*Data to process*:
______
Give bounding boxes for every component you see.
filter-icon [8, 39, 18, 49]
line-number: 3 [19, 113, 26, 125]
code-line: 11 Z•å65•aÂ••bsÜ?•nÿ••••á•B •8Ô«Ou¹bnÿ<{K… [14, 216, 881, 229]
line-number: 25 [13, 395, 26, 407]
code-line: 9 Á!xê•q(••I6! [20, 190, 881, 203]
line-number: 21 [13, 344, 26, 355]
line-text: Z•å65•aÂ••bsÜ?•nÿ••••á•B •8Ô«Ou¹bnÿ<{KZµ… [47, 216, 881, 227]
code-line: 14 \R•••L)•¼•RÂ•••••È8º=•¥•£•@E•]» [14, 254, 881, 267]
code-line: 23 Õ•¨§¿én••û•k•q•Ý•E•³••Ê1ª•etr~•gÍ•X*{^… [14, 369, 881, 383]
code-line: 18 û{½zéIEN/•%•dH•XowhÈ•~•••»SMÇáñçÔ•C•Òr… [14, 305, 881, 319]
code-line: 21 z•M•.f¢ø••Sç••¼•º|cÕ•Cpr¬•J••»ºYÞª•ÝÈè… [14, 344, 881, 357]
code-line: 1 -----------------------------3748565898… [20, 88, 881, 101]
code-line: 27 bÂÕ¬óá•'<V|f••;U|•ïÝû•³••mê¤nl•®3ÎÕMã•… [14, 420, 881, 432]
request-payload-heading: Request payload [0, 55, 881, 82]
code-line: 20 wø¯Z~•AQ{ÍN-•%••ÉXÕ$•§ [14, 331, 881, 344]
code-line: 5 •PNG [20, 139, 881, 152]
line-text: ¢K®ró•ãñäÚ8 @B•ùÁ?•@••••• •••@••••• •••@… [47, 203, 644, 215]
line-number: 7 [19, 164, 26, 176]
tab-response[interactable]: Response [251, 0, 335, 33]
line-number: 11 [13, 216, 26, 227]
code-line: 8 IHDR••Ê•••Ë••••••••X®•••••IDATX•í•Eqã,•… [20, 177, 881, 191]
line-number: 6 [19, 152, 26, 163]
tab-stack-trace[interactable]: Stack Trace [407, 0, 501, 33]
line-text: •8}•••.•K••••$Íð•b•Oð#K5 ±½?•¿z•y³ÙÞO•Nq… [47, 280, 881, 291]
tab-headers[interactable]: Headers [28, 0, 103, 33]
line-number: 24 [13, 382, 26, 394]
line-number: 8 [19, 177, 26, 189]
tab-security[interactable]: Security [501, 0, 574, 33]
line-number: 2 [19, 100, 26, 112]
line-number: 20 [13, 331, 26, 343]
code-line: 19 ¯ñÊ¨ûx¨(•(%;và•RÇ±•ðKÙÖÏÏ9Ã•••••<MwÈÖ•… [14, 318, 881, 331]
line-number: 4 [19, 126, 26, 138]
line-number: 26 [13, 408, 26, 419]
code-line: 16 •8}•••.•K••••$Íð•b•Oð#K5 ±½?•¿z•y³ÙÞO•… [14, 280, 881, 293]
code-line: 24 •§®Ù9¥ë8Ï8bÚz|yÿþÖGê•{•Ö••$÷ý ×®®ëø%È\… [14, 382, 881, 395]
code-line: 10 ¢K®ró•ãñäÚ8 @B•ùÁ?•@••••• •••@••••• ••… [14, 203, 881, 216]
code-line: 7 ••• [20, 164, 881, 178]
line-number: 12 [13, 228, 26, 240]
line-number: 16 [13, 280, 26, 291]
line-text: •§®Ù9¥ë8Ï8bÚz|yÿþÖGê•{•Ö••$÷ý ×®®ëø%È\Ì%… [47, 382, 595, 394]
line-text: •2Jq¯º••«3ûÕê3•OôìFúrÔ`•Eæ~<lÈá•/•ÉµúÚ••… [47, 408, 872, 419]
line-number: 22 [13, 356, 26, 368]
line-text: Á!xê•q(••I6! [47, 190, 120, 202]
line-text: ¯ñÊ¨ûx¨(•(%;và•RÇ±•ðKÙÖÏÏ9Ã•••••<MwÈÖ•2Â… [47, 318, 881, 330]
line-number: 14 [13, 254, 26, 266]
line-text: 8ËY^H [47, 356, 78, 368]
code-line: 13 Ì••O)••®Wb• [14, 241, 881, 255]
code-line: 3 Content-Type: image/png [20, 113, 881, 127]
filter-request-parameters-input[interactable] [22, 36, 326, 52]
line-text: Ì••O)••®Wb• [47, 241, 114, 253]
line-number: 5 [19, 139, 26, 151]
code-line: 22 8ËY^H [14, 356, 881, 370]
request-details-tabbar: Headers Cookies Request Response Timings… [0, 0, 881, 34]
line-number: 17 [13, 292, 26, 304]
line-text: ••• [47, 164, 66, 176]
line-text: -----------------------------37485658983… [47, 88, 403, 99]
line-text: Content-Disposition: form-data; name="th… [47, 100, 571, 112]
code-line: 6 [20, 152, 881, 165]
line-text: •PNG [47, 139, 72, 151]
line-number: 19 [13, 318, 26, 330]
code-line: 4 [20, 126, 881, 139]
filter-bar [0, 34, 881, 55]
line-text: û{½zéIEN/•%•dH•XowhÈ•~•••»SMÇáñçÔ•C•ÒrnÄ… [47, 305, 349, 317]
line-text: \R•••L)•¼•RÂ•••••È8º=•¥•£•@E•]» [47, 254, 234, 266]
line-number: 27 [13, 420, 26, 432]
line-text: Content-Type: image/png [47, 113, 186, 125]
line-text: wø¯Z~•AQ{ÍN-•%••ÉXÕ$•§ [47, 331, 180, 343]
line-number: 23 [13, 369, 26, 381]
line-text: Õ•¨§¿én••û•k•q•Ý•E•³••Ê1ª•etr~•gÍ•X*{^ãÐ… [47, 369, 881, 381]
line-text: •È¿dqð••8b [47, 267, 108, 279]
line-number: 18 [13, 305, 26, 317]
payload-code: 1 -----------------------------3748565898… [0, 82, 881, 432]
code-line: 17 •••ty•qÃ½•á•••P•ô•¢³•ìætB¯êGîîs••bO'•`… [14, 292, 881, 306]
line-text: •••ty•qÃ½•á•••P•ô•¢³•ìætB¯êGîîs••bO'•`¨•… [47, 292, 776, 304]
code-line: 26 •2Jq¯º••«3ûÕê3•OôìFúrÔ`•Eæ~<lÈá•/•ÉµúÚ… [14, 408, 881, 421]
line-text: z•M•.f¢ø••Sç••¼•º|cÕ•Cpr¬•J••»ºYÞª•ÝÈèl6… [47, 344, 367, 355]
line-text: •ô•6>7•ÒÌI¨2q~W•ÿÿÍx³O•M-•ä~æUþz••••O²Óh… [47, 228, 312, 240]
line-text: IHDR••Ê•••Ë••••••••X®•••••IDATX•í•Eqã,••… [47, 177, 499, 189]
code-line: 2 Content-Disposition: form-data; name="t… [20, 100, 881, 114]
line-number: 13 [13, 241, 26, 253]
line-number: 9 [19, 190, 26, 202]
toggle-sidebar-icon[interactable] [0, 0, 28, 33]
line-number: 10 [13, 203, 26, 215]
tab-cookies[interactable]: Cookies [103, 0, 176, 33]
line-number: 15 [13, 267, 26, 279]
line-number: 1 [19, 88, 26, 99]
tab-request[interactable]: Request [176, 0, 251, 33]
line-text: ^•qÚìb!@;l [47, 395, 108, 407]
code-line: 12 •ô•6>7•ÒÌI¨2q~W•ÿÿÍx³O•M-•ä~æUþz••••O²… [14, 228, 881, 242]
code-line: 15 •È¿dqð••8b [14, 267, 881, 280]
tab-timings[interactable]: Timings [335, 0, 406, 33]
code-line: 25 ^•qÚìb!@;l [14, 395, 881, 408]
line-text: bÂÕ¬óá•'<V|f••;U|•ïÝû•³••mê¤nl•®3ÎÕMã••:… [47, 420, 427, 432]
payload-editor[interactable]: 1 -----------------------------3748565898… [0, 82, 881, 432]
______
*Short problem*: Render the items as a Markdown table with columns "Row" and "Line", one row per line from the first line of the items through the line containing "code-line: 9 Á!xê•q(••I6! [20, 190, 881, 203]", omitting blank lines.

*Solution for this task*:
| Row | Line |
|---|---|
| 1 | Give bounding boxes for every component you see. |
| 2 | filter-icon [8, 39, 18, 49] |
| 3 | line-number: 3 [19, 113, 26, 125] |
| 4 | code-line: 11 Z•å65•aÂ••bsÜ?•nÿ••••á•B •8Ô«Ou¹bnÿ<{K… [14, 216, 881, 229] |
| 5 | line-number: 25 [13, 395, 26, 407] |
| 6 | code-line: 9 Á!xê•q(••I6! [20, 190, 881, 203] |